■ **Provided material**
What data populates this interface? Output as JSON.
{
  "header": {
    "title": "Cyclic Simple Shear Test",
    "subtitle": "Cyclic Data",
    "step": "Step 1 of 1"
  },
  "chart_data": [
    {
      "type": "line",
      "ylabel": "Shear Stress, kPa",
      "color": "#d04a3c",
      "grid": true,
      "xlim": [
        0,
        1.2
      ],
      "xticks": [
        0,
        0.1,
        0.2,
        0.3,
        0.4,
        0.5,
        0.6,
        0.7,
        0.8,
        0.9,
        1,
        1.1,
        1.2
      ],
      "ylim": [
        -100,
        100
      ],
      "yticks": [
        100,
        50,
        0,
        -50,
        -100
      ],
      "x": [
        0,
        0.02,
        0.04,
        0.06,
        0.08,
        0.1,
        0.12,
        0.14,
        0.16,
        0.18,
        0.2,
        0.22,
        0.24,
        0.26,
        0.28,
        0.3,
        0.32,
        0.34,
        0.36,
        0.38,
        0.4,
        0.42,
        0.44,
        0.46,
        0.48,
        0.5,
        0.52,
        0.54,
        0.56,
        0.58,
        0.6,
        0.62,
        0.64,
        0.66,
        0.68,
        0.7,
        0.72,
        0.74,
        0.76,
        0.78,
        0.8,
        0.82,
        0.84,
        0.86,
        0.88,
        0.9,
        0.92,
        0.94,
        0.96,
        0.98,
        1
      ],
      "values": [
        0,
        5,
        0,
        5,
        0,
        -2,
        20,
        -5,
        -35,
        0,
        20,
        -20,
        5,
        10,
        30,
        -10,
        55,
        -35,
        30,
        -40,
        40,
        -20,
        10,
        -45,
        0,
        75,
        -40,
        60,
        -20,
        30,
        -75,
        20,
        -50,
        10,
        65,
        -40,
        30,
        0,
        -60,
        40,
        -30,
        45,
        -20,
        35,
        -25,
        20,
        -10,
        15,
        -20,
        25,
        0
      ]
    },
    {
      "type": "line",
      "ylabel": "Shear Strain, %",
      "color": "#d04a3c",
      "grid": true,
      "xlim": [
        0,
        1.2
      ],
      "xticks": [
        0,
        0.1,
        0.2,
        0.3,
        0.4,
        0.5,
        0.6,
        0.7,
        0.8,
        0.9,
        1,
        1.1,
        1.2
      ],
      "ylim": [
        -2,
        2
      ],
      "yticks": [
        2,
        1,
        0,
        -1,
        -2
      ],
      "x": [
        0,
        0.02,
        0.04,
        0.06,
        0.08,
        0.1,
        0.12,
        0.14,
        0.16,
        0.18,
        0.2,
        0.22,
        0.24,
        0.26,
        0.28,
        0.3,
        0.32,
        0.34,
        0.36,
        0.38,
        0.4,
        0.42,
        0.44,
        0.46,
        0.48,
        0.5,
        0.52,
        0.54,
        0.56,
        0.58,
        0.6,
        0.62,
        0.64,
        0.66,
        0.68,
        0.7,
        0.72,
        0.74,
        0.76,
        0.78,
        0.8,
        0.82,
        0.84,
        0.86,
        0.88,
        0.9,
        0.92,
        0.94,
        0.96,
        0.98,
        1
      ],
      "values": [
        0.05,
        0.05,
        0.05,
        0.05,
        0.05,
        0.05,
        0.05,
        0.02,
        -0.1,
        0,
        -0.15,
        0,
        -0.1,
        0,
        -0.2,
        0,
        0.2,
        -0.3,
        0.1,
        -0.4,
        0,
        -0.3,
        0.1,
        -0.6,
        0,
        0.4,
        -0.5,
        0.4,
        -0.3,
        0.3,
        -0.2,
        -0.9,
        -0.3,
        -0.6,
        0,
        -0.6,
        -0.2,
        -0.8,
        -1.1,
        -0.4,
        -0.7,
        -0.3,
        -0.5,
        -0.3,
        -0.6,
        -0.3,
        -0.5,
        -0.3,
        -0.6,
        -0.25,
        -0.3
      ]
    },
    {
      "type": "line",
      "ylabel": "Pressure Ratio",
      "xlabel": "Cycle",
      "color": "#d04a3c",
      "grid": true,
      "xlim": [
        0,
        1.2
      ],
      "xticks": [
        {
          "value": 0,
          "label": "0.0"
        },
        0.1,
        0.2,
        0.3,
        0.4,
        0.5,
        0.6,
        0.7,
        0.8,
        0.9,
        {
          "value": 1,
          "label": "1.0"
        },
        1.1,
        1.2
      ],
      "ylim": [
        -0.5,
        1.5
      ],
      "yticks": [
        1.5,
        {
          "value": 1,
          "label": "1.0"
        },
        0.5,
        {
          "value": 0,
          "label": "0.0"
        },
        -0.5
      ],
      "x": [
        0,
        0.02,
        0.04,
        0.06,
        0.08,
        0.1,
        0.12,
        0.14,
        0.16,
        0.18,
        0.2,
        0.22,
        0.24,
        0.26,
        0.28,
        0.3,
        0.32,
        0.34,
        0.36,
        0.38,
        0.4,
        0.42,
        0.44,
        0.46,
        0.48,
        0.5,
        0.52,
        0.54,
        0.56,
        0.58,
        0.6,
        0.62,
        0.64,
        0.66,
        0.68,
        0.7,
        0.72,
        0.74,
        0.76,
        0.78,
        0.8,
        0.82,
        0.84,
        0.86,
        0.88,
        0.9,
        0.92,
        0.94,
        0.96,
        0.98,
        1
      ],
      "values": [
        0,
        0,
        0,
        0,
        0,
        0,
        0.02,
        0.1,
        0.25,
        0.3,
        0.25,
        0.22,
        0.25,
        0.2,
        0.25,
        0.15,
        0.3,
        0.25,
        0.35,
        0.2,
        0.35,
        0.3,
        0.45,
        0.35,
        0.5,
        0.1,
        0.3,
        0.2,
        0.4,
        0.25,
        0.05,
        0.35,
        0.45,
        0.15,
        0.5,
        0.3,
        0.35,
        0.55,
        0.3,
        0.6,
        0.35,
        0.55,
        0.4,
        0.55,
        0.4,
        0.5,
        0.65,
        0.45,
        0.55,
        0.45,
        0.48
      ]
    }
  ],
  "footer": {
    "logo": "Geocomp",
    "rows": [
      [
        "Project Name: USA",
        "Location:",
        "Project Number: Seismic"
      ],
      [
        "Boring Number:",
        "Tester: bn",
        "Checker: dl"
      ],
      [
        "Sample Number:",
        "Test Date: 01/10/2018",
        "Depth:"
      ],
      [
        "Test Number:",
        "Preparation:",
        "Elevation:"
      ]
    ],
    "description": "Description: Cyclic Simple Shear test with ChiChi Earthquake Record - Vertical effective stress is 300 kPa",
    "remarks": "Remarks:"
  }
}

■ **Instructions for the task**
Sift the material for lines with the string "Project". Copy each one found.

■ **Solution below**
        "Project Name: USA",
        "Project Number: Seismic"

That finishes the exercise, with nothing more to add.